═══ Given records

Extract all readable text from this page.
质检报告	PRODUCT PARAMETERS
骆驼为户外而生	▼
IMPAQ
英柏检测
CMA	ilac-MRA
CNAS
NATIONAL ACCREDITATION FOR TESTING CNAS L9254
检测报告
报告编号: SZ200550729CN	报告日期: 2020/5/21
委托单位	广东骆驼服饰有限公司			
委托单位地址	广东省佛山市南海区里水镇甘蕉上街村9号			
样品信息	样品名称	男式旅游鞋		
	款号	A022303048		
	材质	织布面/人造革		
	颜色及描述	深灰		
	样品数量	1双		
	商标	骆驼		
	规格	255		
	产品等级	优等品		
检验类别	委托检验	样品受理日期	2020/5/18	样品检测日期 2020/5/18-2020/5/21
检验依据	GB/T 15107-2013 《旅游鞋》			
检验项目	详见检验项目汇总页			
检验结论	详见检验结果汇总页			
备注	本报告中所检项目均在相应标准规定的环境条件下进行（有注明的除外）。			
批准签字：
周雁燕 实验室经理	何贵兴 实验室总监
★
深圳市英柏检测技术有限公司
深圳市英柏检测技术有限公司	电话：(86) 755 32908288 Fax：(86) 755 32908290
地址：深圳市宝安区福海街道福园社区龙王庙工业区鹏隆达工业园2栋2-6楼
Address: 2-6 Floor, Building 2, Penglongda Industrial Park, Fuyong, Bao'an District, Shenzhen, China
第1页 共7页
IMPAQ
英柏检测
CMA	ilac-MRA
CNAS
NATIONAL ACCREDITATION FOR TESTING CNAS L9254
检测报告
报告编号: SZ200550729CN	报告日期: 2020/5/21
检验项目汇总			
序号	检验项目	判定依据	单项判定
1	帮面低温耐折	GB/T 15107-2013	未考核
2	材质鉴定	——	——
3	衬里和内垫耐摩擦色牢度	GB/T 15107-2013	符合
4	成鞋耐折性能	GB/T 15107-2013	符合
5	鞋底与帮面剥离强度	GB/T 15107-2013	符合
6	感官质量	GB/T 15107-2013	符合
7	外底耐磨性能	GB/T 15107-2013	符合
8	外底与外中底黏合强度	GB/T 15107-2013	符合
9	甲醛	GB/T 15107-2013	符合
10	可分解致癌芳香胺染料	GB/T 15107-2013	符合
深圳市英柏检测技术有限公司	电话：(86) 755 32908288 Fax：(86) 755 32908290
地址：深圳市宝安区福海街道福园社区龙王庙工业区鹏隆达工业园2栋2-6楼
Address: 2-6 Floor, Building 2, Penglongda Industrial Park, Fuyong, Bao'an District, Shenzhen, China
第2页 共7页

══════

Reproduce every line of the data verbatim.

Extract all readable text from this page.
质检报告	PRODUCT PARAMETERS
骆驼为户外而生	▼
IMPAQ
英柏检测
CMA	ilac-MRA
CNAS
NATIONAL ACCREDITATION FOR TESTING CNAS L9254
检测报告
报告编号: SZ200550729CN	报告日期: 2020/5/21
委托单位	广东骆驼服饰有限公司			
委托单位地址	广东省佛山市南海区里水镇甘蕉上街村9号			
样品信息	样品名称	男式旅游鞋		
	款号	A022303048		
	材质	织布面/人造革		
	颜色及描述	深灰		
	样品数量	1双		
	商标	骆驼		
	规格	255		
	产品等级	优等品		
检验类别	委托检验	样品受理日期	2020/5/18	样品检测日期 2020/5/18-2020/5/21
检验依据	GB/T 15107-2013 《旅游鞋》			
检验项目	详见检验项目汇总页			
检验结论	详见检验结果汇总页			
备注	本报告中所检项目均在相应标准规定的环境条件下进行（有注明的除外）。			
批准签字：
周雁燕 实验室经理	何贵兴 实验室总监
★
深圳市英柏检测技术有限公司
深圳市英柏检测技术有限公司	电话：(86) 755 32908288 Fax：(86) 755 32908290
地址：深圳市宝安区福海街道福园社区龙王庙工业区鹏隆达工业园2栋2-6楼
Address: 2-6 Floor, Building 2, Penglongda Industrial Park, Fuyong, Bao'an District, Shenzhen, China
第1页 共7页
IMPAQ
英柏检测
CMA	ilac-MRA
CNAS
NATIONAL ACCREDITATION FOR TESTING CNAS L9254
检测报告
报告编号: SZ200550729CN	报告日期: 2020/5/21
检验项目汇总			
序号	检验项目	判定依据	单项判定
1	帮面低温耐折	GB/T 15107-2013	未考核
2	材质鉴定	——	——
3	衬里和内垫耐摩擦色牢度	GB/T 15107-2013	符合
4	成鞋耐折性能	GB/T 15107-2013	符合
5	鞋底与帮面剥离强度	GB/T 15107-2013	符合
6	感官质量	GB/T 15107-2013	符合
7	外底耐磨性能	GB/T 15107-2013	符合
8	外底与外中底黏合强度	GB/T 15107-2013	符合
9	甲醛	GB/T 15107-2013	符合
10	可分解致癌芳香胺染料	GB/T 15107-2013	符合
深圳市英柏检测技术有限公司	电话：(86) 755 32908288 Fax：(86) 755 32908290
地址：深圳市宝安区福海街道福园社区龙王庙工业区鹏隆达工业园2栋2-6楼
Address: 2-6 Floor, Building 2, Penglongda Industrial Park, Fuyong, Bao'an District, Shenzhen, China
第2页 共7页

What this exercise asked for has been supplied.